Given instruction:
Among the following entries, count the lines that contain "wall" and report only the result.

Information given:
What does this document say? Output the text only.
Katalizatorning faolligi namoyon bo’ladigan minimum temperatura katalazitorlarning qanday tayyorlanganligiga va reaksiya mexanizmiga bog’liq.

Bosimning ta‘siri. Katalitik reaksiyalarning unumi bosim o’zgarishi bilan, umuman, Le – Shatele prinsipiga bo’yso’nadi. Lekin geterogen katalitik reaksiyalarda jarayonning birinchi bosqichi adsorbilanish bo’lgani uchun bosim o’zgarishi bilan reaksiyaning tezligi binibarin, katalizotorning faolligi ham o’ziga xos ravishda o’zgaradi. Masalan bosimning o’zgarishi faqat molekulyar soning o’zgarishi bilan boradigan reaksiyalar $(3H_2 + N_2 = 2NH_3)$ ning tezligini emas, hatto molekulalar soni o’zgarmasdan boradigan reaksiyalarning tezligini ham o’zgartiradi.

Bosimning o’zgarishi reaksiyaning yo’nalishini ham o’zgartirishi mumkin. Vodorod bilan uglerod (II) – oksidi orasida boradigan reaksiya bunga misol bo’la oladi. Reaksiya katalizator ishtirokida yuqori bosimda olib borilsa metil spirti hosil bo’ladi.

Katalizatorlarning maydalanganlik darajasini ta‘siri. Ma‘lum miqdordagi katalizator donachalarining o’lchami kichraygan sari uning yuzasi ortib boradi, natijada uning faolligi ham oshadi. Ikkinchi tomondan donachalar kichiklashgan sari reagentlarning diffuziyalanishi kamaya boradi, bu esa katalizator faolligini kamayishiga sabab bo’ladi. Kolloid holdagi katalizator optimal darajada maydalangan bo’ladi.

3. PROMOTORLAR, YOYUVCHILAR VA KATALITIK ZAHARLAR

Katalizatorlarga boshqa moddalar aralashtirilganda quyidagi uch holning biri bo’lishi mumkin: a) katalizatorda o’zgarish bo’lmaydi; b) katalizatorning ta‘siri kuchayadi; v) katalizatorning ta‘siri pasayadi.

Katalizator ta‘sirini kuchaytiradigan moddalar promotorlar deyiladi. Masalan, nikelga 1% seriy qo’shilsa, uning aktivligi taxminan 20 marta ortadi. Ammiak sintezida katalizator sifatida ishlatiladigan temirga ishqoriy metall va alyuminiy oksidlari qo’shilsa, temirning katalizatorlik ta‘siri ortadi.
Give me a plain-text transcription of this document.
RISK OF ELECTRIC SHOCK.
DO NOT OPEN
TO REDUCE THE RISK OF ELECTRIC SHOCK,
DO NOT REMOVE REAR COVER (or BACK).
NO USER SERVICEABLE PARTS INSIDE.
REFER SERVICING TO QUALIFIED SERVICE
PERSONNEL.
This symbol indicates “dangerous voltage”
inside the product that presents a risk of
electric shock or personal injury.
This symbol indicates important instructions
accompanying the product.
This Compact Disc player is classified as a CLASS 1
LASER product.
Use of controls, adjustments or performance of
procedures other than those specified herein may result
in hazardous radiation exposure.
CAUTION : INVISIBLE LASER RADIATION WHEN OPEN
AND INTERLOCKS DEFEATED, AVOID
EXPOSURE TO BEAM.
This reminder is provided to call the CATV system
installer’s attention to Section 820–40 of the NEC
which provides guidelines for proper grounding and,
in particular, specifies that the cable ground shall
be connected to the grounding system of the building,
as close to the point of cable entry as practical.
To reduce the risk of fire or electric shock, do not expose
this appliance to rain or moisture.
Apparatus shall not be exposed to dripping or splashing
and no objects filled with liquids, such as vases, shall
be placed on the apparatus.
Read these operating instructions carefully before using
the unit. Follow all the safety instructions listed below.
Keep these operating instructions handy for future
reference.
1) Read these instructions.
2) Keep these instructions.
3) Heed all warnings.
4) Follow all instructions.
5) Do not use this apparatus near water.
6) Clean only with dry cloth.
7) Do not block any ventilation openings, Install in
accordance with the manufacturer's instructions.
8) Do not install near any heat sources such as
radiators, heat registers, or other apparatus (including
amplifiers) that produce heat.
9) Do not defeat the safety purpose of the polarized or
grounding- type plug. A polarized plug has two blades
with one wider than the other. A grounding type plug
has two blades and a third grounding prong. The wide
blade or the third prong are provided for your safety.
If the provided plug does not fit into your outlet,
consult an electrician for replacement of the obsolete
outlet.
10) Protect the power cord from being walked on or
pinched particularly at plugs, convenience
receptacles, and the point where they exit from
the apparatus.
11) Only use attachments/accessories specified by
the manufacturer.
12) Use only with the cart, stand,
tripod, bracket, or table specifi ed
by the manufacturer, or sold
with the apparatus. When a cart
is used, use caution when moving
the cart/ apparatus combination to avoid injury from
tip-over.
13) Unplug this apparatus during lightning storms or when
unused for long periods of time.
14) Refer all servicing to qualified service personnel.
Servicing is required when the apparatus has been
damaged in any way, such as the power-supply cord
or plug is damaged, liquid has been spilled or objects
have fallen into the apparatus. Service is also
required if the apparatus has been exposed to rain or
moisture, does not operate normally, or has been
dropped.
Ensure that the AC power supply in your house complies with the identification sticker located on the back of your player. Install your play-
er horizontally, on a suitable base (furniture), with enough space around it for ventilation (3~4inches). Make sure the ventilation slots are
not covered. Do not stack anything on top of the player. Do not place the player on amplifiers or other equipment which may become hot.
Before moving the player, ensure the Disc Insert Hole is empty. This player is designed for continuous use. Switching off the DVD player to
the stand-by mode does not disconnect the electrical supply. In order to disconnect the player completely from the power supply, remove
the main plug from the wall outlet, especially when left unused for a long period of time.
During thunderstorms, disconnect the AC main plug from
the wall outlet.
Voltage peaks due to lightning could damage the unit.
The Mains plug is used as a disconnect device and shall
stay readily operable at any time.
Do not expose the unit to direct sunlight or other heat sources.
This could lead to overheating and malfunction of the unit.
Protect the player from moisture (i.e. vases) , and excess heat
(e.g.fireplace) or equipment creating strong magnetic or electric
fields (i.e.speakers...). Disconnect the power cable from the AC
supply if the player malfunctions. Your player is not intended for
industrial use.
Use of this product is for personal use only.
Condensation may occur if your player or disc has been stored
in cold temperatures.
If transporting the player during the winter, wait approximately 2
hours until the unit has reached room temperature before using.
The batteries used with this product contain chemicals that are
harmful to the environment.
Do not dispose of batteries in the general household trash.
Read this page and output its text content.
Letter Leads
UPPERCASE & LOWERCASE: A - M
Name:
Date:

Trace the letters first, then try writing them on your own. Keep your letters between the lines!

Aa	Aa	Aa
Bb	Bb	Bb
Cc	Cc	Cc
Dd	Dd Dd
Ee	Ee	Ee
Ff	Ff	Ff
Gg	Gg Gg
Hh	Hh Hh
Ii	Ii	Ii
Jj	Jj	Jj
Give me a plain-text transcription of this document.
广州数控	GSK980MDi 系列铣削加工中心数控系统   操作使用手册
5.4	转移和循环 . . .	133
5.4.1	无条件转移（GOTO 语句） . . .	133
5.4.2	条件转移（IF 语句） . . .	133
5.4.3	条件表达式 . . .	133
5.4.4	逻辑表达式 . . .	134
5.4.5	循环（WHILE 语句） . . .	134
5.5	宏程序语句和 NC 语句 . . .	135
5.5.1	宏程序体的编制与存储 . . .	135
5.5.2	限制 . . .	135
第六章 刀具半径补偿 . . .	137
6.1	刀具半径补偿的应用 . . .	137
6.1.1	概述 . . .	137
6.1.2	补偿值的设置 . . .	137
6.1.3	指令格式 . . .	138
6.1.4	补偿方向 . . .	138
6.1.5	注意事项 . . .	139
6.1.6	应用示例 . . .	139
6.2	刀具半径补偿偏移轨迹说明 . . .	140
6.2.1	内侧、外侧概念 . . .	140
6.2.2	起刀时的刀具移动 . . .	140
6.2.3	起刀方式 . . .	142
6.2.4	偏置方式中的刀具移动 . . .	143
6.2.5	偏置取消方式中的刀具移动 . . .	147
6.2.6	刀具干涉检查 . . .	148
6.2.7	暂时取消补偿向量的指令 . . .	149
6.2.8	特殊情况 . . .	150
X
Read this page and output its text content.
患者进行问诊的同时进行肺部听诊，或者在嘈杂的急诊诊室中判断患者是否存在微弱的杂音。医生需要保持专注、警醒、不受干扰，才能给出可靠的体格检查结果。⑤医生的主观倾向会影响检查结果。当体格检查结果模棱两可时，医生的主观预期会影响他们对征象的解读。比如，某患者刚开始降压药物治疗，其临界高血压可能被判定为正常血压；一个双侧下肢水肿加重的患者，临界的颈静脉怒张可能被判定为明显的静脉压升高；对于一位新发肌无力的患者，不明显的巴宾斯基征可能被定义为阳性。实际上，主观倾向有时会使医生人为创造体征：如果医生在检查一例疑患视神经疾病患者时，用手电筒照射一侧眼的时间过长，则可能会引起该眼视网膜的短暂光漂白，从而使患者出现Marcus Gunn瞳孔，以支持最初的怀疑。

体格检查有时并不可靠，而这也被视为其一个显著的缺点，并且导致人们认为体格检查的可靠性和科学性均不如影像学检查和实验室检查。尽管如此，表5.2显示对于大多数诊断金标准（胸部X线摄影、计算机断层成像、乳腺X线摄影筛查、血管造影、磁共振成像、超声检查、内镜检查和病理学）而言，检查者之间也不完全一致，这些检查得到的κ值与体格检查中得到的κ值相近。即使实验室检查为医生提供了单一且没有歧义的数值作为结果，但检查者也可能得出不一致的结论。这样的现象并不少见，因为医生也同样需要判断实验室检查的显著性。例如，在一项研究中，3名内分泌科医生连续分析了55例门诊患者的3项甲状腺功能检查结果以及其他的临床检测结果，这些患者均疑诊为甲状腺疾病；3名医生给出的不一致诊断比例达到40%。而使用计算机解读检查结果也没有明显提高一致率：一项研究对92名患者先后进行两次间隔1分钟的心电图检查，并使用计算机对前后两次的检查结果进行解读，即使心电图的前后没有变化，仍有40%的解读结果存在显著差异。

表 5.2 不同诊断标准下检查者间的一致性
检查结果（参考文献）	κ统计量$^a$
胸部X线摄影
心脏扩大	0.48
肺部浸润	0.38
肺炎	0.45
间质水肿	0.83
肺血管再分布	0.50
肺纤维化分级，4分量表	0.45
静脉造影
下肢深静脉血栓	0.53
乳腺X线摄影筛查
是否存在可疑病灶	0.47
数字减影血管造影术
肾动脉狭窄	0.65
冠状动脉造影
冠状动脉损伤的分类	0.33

Exercise answer:
2